* [WHAT YOU SHOULD DO]: Copy every one of the following entries verbatim, line by line.

++++ MATERIAL PROVIDED ++++

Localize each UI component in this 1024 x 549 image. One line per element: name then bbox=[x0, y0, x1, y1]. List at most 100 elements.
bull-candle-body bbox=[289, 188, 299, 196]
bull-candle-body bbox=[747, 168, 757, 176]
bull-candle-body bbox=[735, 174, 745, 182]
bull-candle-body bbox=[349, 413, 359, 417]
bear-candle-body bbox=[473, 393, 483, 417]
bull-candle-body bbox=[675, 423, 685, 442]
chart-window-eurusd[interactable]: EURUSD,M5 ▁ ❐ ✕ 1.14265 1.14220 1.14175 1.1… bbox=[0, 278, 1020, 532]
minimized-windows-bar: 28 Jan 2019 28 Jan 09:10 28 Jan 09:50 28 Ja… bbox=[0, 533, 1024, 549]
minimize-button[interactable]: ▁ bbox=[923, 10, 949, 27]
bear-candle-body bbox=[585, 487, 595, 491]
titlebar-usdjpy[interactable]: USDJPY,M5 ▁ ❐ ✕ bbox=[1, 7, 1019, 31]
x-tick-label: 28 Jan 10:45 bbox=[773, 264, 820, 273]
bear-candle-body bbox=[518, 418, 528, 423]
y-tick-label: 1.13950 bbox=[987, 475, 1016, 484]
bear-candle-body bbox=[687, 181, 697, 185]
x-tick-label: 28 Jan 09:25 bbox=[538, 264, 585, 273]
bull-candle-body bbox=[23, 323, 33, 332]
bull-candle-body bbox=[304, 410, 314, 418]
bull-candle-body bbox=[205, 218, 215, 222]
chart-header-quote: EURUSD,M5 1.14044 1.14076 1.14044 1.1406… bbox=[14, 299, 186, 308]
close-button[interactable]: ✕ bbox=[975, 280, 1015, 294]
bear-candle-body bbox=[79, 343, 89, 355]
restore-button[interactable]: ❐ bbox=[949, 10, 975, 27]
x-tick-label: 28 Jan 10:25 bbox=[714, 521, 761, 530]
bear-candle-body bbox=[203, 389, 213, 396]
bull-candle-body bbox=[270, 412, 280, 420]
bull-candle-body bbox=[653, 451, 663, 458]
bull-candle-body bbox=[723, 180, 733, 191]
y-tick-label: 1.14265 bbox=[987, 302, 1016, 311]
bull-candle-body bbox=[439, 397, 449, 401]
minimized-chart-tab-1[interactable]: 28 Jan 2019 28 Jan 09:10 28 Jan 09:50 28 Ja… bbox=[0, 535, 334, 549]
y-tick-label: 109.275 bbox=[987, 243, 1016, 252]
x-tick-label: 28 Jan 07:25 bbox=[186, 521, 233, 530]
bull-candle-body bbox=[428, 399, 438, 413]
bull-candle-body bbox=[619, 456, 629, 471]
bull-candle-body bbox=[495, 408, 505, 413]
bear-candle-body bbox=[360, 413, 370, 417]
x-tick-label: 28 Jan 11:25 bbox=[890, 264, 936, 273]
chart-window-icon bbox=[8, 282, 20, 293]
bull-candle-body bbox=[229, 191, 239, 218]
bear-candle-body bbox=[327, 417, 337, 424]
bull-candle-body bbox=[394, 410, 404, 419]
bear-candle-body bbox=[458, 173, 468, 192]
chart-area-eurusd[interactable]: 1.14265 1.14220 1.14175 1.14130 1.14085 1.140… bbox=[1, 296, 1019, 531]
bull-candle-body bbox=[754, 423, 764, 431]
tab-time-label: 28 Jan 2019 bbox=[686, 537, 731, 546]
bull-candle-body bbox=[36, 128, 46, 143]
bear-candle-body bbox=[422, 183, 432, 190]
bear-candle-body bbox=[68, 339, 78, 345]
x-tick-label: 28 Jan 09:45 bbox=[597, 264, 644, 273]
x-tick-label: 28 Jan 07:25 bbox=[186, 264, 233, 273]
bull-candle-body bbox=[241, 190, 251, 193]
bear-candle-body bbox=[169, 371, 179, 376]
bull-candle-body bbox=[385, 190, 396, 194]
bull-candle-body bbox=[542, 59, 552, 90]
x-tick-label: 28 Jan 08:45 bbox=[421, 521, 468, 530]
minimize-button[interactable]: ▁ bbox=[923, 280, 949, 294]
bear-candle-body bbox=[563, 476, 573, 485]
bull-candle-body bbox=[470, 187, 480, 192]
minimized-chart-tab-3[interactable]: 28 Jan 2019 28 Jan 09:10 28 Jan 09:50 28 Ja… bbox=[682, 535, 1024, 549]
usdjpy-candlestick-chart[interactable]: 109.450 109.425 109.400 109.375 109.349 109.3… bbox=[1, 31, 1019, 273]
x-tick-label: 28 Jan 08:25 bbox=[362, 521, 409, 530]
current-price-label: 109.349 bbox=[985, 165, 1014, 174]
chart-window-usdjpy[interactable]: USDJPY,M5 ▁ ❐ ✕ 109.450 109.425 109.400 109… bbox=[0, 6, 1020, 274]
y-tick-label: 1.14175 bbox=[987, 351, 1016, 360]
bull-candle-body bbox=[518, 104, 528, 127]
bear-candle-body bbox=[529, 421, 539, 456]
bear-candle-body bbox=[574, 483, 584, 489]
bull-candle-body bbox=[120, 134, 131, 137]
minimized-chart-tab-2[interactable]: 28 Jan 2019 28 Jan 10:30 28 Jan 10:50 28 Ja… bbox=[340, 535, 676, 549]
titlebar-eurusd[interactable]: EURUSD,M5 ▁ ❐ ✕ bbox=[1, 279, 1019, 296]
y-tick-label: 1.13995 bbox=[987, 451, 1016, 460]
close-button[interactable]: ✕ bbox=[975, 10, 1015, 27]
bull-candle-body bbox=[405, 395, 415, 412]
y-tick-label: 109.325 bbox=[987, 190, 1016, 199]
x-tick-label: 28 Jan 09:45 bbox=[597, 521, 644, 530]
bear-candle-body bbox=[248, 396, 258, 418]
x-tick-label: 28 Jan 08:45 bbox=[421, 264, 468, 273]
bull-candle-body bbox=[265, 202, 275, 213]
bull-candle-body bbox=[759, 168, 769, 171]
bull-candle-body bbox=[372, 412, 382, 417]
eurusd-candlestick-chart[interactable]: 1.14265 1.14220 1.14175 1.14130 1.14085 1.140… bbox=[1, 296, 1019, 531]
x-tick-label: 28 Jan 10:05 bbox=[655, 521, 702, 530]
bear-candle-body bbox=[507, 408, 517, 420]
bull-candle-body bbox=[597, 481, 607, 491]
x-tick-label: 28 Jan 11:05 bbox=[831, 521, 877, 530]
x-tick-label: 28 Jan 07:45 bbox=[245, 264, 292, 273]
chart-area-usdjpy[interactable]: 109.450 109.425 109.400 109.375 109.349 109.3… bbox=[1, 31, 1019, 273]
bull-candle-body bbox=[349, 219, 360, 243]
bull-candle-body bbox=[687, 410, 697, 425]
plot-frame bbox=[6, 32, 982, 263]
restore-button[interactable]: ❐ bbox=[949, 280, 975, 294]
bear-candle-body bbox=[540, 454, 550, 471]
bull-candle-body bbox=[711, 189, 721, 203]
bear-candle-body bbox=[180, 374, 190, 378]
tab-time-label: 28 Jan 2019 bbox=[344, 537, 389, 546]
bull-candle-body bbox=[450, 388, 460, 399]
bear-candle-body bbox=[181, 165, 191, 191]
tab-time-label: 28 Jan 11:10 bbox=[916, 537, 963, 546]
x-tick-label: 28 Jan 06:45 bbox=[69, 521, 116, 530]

++++

* [RESPONSE]:
Localize each UI component in this 1024 x 549 image. One line per element: name then bbox=[x0, y0, x1, y1]. List at most 100 elements.
bull-candle-body bbox=[289, 188, 299, 196]
bull-candle-body bbox=[747, 168, 757, 176]
bull-candle-body bbox=[735, 174, 745, 182]
bull-candle-body bbox=[349, 413, 359, 417]
bear-candle-body bbox=[473, 393, 483, 417]
bull-candle-body bbox=[675, 423, 685, 442]
chart-window-eurusd[interactable]: EURUSD,M5 ▁ ❐ ✕ 1.14265 1.14220 1.14175 1.1… bbox=[0, 278, 1020, 532]
minimized-windows-bar: 28 Jan 2019 28 Jan 09:10 28 Jan 09:50 28 Ja… bbox=[0, 533, 1024, 549]
minimize-button[interactable]: ▁ bbox=[923, 10, 949, 27]
bear-candle-body bbox=[585, 487, 595, 491]
titlebar-usdjpy[interactable]: USDJPY,M5 ▁ ❐ ✕ bbox=[1, 7, 1019, 31]
x-tick-label: 28 Jan 10:45 bbox=[773, 264, 820, 273]
bear-candle-body bbox=[518, 418, 528, 423]
y-tick-label: 1.13950 bbox=[987, 475, 1016, 484]
bear-candle-body bbox=[687, 181, 697, 185]
x-tick-label: 28 Jan 09:25 bbox=[538, 264, 585, 273]
bull-candle-body bbox=[23, 323, 33, 332]
bull-candle-body bbox=[304, 410, 314, 418]
bull-candle-body bbox=[205, 218, 215, 222]
chart-header-quote: EURUSD,M5 1.14044 1.14076 1.14044 1.1406… bbox=[14, 299, 186, 308]
close-button[interactable]: ✕ bbox=[975, 280, 1015, 294]
bear-candle-body bbox=[79, 343, 89, 355]
restore-button[interactable]: ❐ bbox=[949, 10, 975, 27]
x-tick-label: 28 Jan 10:25 bbox=[714, 521, 761, 530]
bear-candle-body bbox=[203, 389, 213, 396]
bull-candle-body bbox=[270, 412, 280, 420]
bull-candle-body bbox=[653, 451, 663, 458]
bull-candle-body bbox=[723, 180, 733, 191]
y-tick-label: 1.14265 bbox=[987, 302, 1016, 311]
bull-candle-body bbox=[439, 397, 449, 401]
minimized-chart-tab-1[interactable]: 28 Jan 2019 28 Jan 09:10 28 Jan 09:50 28 Ja… bbox=[0, 535, 334, 549]
y-tick-label: 109.275 bbox=[987, 243, 1016, 252]
x-tick-label: 28 Jan 07:25 bbox=[186, 521, 233, 530]
bull-candle-body bbox=[428, 399, 438, 413]
bull-candle-body bbox=[619, 456, 629, 471]
bull-candle-body bbox=[495, 408, 505, 413]
bear-candle-body bbox=[360, 413, 370, 417]
x-tick-label: 28 Jan 11:25 bbox=[890, 264, 936, 273]
chart-window-icon bbox=[8, 282, 20, 293]
bull-candle-body bbox=[229, 191, 239, 218]
bear-candle-body bbox=[327, 417, 337, 424]
bull-candle-body bbox=[394, 410, 404, 419]
bear-candle-body bbox=[458, 173, 468, 192]
chart-area-eurusd[interactable]: 1.14265 1.14220 1.14175 1.14130 1.14085 1.140… bbox=[1, 296, 1019, 531]
bull-candle-body bbox=[754, 423, 764, 431]
tab-time-label: 28 Jan 2019 bbox=[686, 537, 731, 546]
bull-candle-body bbox=[36, 128, 46, 143]
bear-candle-body bbox=[422, 183, 432, 190]
bear-candle-body bbox=[68, 339, 78, 345]
x-tick-label: 28 Jan 09:45 bbox=[597, 264, 644, 273]
x-tick-label: 28 Jan 07:25 bbox=[186, 264, 233, 273]
bull-candle-body bbox=[241, 190, 251, 193]
bear-candle-body bbox=[169, 371, 179, 376]
bull-candle-body bbox=[385, 190, 396, 194]
bull-candle-body bbox=[542, 59, 552, 90]
x-tick-label: 28 Jan 08:45 bbox=[421, 521, 468, 530]
minimize-button[interactable]: ▁ bbox=[923, 280, 949, 294]
bear-candle-body bbox=[563, 476, 573, 485]
bull-candle-body bbox=[470, 187, 480, 192]
minimized-chart-tab-3[interactable]: 28 Jan 2019 28 Jan 09:10 28 Jan 09:50 28 Ja… bbox=[682, 535, 1024, 549]
usdjpy-candlestick-chart[interactable]: 109.450 109.425 109.400 109.375 109.349 109.3… bbox=[1, 31, 1019, 273]
x-tick-label: 28 Jan 08:25 bbox=[362, 521, 409, 530]
current-price-label: 109.349 bbox=[985, 165, 1014, 174]
chart-window-usdjpy[interactable]: USDJPY,M5 ▁ ❐ ✕ 109.450 109.425 109.400 109… bbox=[0, 6, 1020, 274]
y-tick-label: 1.14175 bbox=[987, 351, 1016, 360]
bull-candle-body bbox=[518, 104, 528, 127]
bear-candle-body bbox=[529, 421, 539, 456]
bear-candle-body bbox=[574, 483, 584, 489]
bull-candle-body bbox=[120, 134, 131, 137]
minimized-chart-tab-2[interactable]: 28 Jan 2019 28 Jan 10:30 28 Jan 10:50 28 Ja… bbox=[340, 535, 676, 549]
titlebar-eurusd[interactable]: EURUSD,M5 ▁ ❐ ✕ bbox=[1, 279, 1019, 296]
y-tick-label: 1.13995 bbox=[987, 451, 1016, 460]
close-button[interactable]: ✕ bbox=[975, 10, 1015, 27]
bull-candle-body bbox=[405, 395, 415, 412]
y-tick-label: 109.325 bbox=[987, 190, 1016, 199]
x-tick-label: 28 Jan 09:45 bbox=[597, 521, 644, 530]
bear-candle-body bbox=[248, 396, 258, 418]
x-tick-label: 28 Jan 08:45 bbox=[421, 264, 468, 273]
bull-candle-body bbox=[265, 202, 275, 213]
bull-candle-body bbox=[759, 168, 769, 171]
bull-candle-body bbox=[372, 412, 382, 417]
eurusd-candlestick-chart[interactable]: 1.14265 1.14220 1.14175 1.14130 1.14085 1.140… bbox=[1, 296, 1019, 531]
x-tick-label: 28 Jan 10:05 bbox=[655, 521, 702, 530]
bear-candle-body bbox=[507, 408, 517, 420]
bull-candle-body bbox=[597, 481, 607, 491]
x-tick-label: 28 Jan 11:05 bbox=[831, 521, 877, 530]
x-tick-label: 28 Jan 07:45 bbox=[245, 264, 292, 273]
chart-area-usdjpy[interactable]: 109.450 109.425 109.400 109.375 109.349 109.3… bbox=[1, 31, 1019, 273]
bull-candle-body bbox=[349, 219, 360, 243]
bull-candle-body bbox=[687, 410, 697, 425]
plot-frame bbox=[6, 32, 982, 263]
restore-button[interactable]: ❐ bbox=[949, 280, 975, 294]
bear-candle-body bbox=[540, 454, 550, 471]
bull-candle-body bbox=[711, 189, 721, 203]
bear-candle-body bbox=[180, 374, 190, 378]
tab-time-label: 28 Jan 2019 bbox=[344, 537, 389, 546]
bull-candle-body bbox=[450, 388, 460, 399]
bear-candle-body bbox=[181, 165, 191, 191]
tab-time-label: 28 Jan 11:10 bbox=[916, 537, 963, 546]
x-tick-label: 28 Jan 06:45 bbox=[69, 521, 116, 530]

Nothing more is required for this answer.